• _The task_: Wherever "note" appears in a line, copy that line.

• _Material provided_:
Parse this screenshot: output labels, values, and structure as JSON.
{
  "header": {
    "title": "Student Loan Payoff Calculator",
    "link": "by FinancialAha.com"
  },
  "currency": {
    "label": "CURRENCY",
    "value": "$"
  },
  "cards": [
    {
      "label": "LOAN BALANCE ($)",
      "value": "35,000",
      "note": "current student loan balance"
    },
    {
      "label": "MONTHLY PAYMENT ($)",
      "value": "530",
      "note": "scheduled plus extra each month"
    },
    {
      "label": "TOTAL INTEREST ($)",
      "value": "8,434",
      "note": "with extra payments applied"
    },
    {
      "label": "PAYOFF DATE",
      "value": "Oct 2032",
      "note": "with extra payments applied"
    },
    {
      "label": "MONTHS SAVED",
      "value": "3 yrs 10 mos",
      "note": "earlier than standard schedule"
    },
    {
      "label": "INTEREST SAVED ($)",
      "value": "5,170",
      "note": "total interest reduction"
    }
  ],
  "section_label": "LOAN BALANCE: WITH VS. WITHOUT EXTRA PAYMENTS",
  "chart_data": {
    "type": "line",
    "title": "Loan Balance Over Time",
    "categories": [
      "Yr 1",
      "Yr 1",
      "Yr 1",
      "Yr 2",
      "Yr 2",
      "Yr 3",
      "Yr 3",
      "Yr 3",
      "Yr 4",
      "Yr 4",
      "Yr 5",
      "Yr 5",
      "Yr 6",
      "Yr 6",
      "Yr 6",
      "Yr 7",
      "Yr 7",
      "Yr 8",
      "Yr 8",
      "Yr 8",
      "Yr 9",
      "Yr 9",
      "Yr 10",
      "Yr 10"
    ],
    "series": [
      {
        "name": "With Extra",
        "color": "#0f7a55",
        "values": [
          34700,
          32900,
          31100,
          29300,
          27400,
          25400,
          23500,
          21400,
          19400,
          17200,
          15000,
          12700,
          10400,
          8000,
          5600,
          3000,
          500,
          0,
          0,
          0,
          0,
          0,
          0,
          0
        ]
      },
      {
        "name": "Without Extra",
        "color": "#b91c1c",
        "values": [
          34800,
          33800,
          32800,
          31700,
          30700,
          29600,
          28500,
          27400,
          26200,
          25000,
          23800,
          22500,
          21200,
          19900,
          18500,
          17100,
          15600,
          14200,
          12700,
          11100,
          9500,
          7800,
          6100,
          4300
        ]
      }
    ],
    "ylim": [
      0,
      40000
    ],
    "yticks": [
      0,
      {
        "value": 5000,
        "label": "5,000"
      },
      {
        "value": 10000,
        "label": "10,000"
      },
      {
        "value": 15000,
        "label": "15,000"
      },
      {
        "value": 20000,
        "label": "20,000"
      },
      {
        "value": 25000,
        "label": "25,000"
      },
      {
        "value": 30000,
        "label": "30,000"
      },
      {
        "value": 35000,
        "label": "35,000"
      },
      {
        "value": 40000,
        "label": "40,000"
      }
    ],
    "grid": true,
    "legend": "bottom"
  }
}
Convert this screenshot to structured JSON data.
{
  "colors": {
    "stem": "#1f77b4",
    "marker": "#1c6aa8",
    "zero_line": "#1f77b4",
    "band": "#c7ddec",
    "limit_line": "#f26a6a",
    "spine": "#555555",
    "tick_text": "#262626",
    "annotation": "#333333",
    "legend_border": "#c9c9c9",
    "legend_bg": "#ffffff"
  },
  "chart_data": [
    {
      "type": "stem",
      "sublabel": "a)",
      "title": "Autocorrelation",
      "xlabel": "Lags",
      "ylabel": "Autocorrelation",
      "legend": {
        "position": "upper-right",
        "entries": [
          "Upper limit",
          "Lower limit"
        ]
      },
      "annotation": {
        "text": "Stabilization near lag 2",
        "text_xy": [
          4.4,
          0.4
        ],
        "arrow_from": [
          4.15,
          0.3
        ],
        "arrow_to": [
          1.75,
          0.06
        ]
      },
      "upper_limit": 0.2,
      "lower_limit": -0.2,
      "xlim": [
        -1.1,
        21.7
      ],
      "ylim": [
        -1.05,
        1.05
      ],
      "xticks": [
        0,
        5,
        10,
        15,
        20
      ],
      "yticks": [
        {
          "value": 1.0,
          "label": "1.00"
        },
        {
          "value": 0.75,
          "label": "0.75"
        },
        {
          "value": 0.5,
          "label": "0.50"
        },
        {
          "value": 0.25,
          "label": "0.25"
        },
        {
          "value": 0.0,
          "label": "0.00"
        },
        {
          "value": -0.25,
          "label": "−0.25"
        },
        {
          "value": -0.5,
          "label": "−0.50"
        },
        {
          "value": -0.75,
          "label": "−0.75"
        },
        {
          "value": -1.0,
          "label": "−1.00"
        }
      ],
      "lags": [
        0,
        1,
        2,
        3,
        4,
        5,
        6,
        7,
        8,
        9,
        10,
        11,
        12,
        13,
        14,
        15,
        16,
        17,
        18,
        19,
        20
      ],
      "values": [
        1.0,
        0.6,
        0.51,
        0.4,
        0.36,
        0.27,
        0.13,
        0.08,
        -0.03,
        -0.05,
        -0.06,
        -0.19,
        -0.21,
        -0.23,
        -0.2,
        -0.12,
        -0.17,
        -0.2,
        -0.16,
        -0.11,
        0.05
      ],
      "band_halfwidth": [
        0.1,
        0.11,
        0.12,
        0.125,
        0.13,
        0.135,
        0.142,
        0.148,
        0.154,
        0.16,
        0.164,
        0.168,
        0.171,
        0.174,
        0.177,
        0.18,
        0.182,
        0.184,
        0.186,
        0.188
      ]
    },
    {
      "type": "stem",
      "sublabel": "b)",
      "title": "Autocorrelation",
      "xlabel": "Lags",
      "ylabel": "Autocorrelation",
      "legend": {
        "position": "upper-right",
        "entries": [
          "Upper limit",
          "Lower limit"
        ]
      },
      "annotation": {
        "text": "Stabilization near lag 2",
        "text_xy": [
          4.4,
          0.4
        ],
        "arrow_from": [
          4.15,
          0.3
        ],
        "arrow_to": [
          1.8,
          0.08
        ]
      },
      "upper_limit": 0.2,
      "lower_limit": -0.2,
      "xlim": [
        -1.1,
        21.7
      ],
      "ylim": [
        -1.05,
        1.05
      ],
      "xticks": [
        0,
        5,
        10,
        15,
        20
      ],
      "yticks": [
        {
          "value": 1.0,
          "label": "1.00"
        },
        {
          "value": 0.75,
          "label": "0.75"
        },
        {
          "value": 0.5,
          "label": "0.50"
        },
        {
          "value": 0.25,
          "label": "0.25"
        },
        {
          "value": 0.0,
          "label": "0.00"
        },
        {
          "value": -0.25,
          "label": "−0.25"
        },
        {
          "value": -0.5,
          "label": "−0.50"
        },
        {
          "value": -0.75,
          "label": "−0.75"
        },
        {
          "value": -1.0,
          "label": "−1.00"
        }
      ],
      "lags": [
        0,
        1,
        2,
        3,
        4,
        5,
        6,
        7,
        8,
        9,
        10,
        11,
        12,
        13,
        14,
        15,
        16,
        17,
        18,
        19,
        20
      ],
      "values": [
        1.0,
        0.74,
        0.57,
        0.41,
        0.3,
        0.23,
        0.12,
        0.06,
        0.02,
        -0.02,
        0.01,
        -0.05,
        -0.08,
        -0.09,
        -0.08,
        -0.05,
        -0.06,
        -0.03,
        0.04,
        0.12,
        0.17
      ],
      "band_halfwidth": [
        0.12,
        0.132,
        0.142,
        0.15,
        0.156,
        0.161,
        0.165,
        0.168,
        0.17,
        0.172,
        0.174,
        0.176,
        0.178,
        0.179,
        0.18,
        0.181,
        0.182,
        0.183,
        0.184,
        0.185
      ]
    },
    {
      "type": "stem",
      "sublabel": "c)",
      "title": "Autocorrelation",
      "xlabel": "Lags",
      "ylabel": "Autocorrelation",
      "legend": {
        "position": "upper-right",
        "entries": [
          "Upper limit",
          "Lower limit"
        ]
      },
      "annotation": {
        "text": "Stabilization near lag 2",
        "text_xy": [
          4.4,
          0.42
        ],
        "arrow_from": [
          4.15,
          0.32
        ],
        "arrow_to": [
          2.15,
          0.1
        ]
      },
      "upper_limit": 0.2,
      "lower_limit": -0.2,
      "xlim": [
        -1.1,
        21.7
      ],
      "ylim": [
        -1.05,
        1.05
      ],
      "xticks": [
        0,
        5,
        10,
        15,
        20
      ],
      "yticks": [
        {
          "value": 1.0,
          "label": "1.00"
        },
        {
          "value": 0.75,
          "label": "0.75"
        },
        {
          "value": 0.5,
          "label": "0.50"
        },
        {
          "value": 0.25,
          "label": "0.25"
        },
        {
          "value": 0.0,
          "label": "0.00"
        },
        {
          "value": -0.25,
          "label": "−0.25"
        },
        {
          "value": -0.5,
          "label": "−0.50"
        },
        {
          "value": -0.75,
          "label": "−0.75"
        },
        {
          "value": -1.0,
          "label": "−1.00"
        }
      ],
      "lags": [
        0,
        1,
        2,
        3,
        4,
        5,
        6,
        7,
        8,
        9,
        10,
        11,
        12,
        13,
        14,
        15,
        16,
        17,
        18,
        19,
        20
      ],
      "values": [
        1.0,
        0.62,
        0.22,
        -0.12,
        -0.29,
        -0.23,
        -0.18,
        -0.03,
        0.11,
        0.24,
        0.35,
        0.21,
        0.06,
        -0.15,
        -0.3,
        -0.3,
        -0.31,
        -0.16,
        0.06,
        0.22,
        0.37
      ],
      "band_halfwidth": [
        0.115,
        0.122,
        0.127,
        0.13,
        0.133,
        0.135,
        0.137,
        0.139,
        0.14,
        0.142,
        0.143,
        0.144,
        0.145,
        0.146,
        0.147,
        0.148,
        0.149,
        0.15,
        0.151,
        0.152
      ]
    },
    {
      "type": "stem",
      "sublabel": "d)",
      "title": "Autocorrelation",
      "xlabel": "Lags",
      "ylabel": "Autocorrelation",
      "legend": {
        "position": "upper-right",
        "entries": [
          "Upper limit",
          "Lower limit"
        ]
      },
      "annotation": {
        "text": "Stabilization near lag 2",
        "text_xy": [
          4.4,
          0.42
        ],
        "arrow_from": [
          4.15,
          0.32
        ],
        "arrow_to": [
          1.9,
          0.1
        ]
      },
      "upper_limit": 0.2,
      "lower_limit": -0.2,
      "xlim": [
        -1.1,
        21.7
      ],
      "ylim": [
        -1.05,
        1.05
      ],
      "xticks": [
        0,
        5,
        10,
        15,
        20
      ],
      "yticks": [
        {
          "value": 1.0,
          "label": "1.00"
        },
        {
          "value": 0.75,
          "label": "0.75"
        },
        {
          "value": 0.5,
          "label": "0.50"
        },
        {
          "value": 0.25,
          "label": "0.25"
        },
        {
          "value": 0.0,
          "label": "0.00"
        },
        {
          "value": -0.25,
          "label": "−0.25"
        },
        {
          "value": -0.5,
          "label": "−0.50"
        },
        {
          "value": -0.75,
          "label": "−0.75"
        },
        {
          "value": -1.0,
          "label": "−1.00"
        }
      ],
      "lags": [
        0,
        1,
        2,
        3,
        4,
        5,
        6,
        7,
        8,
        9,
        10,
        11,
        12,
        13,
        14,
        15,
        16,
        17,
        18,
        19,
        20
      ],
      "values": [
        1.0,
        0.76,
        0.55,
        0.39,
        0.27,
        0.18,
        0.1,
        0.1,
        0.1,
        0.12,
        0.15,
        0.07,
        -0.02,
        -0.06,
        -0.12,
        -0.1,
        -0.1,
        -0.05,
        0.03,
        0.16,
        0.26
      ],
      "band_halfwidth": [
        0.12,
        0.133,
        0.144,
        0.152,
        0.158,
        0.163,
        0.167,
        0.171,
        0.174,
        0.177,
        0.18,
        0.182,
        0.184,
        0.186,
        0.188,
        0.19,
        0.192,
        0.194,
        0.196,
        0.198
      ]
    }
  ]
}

• _Written solution_:
      "note": "current student loan balance"
      "note": "scheduled plus extra each month"
      "note": "with extra payments applied"
      "note": "with extra payments applied"
      "note": "earlier than standard schedule"
      "note": "total interest reduction"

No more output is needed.